__Data shown__.

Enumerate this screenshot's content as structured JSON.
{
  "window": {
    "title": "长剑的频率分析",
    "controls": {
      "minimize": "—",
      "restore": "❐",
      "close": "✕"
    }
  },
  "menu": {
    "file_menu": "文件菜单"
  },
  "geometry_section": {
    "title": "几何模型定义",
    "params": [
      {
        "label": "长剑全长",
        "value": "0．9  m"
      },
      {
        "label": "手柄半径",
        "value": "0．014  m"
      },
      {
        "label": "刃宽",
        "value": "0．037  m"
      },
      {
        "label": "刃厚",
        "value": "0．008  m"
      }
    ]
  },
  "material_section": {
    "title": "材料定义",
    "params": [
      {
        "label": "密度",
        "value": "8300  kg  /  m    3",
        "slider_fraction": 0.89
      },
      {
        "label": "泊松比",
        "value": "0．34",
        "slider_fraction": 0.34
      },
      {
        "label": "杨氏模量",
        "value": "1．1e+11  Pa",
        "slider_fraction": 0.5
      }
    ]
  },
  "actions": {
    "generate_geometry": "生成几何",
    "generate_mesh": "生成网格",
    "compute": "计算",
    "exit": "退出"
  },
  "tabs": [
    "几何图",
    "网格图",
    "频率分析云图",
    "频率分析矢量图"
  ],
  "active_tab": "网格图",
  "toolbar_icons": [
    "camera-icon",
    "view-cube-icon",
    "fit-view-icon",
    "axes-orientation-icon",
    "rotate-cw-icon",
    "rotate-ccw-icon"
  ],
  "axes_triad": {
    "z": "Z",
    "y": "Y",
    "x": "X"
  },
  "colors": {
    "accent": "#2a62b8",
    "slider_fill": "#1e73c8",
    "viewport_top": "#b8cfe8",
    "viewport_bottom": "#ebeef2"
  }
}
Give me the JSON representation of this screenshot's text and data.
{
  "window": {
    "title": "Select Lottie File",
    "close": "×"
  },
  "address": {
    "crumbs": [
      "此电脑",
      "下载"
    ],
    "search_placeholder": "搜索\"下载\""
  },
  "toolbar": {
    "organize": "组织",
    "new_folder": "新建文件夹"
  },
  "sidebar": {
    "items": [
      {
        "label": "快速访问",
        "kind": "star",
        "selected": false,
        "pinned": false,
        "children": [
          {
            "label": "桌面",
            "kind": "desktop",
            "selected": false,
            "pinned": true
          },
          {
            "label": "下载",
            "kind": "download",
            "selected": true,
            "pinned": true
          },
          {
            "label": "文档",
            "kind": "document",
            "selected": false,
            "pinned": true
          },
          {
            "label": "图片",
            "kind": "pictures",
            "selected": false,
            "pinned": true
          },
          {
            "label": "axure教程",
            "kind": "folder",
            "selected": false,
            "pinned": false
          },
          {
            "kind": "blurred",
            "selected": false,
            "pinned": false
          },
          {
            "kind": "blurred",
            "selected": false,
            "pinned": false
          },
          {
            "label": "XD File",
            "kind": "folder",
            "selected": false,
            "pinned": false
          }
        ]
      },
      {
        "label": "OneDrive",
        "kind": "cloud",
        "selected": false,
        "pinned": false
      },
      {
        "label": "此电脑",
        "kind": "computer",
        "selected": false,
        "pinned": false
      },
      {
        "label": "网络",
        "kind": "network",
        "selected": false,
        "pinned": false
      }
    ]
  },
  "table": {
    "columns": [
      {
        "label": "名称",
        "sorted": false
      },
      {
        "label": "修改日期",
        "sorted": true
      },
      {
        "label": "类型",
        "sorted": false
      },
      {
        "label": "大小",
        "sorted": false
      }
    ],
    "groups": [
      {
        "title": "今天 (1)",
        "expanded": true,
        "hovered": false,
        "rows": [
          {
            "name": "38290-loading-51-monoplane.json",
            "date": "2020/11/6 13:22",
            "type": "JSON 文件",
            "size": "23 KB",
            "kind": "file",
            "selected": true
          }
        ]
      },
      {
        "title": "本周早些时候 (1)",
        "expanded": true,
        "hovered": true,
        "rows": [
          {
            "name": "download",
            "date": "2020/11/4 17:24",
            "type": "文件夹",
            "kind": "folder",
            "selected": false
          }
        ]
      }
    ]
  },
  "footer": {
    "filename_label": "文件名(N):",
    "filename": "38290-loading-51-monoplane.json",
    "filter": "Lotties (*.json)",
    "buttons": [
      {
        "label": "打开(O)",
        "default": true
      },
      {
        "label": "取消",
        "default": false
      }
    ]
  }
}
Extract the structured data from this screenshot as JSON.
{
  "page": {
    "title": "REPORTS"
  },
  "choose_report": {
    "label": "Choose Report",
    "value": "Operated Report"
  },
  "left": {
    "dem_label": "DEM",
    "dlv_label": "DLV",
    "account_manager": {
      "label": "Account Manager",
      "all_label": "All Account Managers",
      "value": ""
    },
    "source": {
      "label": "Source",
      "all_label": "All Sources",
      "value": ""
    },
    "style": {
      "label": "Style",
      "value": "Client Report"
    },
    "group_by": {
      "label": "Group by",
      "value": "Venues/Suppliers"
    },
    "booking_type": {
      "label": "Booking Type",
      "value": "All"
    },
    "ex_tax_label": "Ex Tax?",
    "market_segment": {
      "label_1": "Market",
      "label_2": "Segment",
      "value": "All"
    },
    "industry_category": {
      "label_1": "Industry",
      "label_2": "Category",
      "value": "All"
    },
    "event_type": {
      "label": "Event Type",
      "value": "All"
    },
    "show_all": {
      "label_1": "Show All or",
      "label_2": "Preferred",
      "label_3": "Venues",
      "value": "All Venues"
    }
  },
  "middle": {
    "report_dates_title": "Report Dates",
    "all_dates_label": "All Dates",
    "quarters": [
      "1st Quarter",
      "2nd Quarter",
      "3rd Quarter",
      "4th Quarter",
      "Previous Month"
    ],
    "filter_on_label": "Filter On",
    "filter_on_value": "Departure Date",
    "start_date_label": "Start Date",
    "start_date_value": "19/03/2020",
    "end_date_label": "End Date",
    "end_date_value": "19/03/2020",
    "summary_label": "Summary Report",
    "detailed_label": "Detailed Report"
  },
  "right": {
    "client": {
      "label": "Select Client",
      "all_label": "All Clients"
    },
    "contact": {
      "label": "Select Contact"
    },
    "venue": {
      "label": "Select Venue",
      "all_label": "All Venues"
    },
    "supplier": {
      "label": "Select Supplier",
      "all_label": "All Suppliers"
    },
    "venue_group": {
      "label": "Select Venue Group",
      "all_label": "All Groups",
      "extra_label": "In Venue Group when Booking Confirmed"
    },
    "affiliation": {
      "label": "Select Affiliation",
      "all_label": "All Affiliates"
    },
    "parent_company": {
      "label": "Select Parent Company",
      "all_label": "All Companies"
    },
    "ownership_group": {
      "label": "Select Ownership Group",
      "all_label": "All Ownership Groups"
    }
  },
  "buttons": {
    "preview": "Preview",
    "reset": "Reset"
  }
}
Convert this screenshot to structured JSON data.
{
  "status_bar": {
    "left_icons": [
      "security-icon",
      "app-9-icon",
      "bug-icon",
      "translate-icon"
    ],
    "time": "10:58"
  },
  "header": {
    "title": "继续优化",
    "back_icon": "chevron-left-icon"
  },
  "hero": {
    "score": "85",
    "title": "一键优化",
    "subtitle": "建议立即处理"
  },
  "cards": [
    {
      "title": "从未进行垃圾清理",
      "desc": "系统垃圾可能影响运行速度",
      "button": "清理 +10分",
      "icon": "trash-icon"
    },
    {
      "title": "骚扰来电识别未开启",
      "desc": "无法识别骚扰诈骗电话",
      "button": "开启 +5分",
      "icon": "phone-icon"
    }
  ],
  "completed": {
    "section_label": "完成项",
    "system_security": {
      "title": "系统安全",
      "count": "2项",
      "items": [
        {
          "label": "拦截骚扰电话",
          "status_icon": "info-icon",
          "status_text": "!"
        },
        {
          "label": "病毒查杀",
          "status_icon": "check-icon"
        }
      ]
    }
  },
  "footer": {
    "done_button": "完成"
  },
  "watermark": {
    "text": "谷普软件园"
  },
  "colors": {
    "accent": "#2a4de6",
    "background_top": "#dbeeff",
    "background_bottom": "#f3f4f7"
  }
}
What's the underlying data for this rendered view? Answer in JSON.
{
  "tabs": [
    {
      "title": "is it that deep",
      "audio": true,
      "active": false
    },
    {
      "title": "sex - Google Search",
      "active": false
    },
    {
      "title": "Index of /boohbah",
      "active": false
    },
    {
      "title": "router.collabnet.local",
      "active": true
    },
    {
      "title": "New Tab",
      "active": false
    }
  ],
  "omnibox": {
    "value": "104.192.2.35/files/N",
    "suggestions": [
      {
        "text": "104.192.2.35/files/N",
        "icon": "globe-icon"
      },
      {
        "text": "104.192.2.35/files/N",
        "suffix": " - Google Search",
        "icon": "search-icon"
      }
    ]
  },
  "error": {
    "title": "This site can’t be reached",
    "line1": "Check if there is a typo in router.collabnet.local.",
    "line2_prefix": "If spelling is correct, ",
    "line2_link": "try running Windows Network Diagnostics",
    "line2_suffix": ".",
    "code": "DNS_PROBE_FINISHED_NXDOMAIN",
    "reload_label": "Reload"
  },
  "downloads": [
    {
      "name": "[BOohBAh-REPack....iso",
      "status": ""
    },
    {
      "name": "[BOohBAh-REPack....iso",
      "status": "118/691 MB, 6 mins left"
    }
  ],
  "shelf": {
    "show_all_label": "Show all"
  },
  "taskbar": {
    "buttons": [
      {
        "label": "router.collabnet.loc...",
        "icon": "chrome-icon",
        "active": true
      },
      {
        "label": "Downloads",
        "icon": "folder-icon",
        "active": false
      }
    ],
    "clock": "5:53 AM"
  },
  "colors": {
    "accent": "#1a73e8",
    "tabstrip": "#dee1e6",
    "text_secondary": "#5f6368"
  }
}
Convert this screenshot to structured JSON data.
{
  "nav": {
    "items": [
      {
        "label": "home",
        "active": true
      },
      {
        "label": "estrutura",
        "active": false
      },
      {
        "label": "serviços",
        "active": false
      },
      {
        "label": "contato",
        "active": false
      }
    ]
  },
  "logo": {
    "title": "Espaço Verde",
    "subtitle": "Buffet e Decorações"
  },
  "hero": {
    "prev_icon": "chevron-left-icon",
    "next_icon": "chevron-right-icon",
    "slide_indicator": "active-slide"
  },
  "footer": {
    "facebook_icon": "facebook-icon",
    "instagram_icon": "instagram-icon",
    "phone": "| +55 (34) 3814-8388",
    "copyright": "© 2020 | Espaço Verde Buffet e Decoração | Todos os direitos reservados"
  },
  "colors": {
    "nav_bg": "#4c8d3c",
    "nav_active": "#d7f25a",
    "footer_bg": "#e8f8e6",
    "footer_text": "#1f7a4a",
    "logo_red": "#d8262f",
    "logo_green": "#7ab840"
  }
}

__Short task__.
Check every line of the listing for the string "loading" and report how many lines have it, as a number alone.

__Task solution__.
2